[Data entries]
------
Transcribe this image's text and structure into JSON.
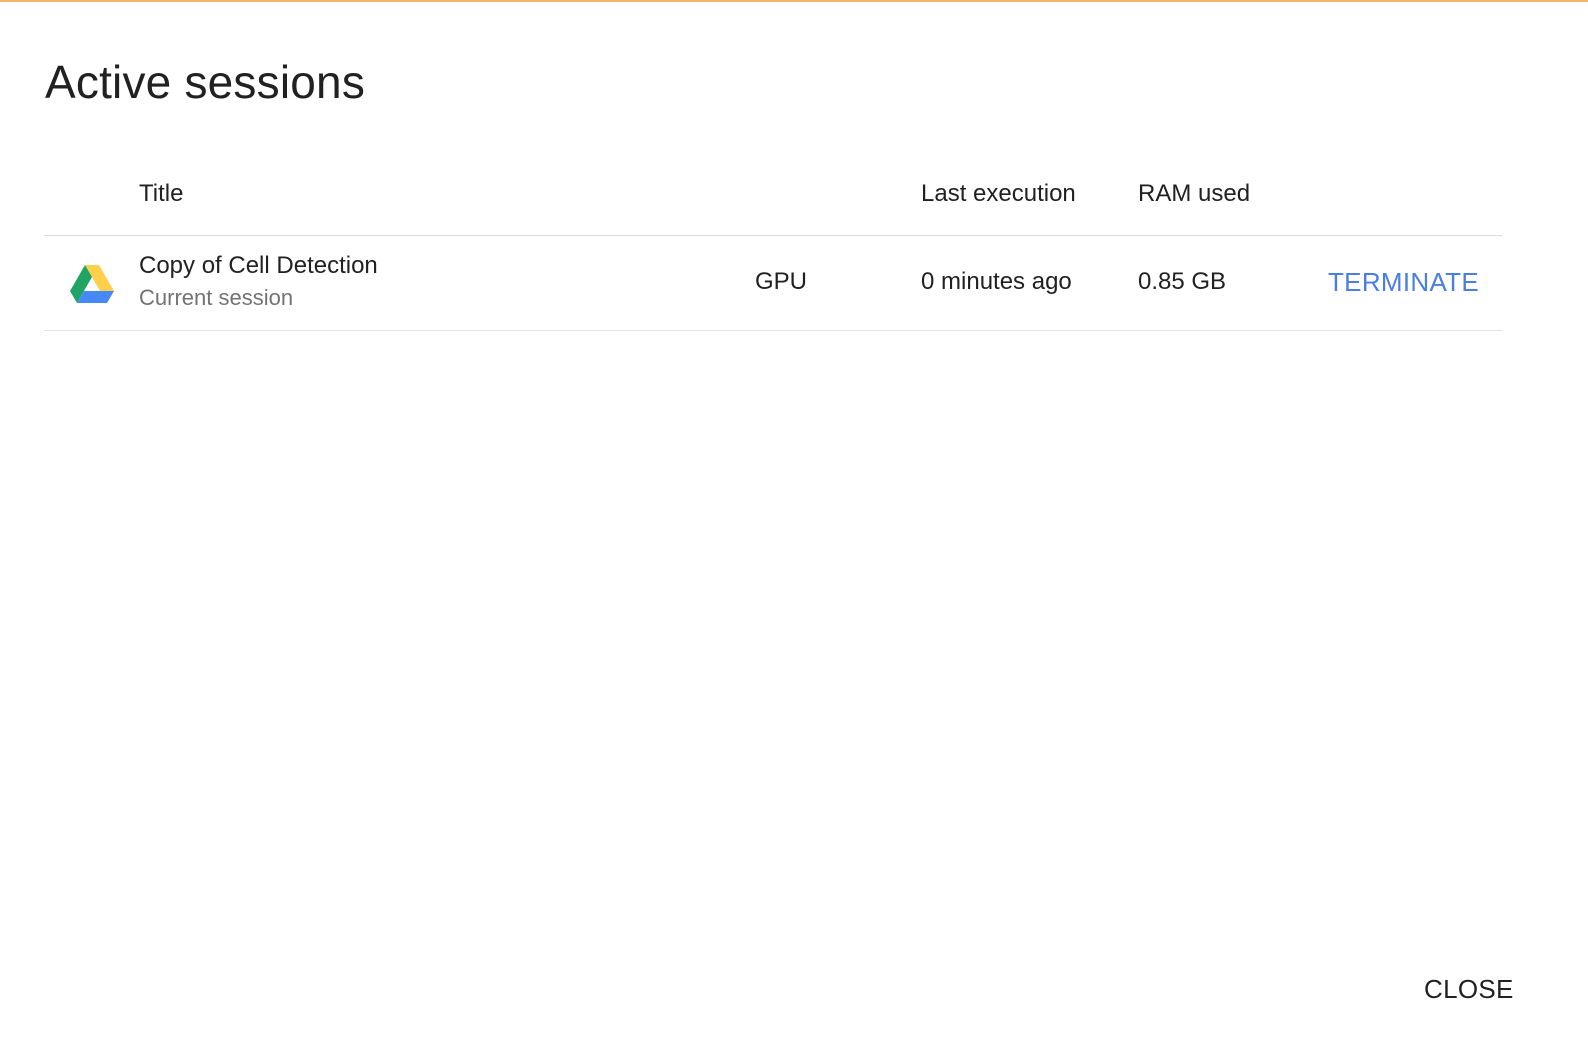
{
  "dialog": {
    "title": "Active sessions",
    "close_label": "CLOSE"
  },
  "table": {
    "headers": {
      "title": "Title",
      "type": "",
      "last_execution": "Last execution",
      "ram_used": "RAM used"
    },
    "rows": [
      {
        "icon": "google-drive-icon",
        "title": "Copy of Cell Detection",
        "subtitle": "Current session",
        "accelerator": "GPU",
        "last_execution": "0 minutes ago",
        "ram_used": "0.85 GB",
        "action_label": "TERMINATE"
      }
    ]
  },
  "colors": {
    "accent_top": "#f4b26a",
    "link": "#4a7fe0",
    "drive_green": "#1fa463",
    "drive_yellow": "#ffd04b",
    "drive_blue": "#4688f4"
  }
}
------
__WHAT IS BEING ASKED__.
Write out the entries above word for word. Do not include the pictures.

__OUTPUT OF THE EXERCISE__.
Transcribe this image's text and structure into JSON.
{
  "dialog": {
    "title": "Active sessions",
    "close_label": "CLOSE"
  },
  "table": {
    "headers": {
      "title": "Title",
      "type": "",
      "last_execution": "Last execution",
      "ram_used": "RAM used"
    },
    "rows": [
      {
        "icon": "google-drive-icon",
        "title": "Copy of Cell Detection",
        "subtitle": "Current session",
        "accelerator": "GPU",
        "last_execution": "0 minutes ago",
        "ram_used": "0.85 GB",
        "action_label": "TERMINATE"
      }
    ]
  },
  "colors": {
    "accent_top": "#f4b26a",
    "link": "#4a7fe0",
    "drive_green": "#1fa463",
    "drive_yellow": "#ffd04b",
    "drive_blue": "#4688f4"
  }
}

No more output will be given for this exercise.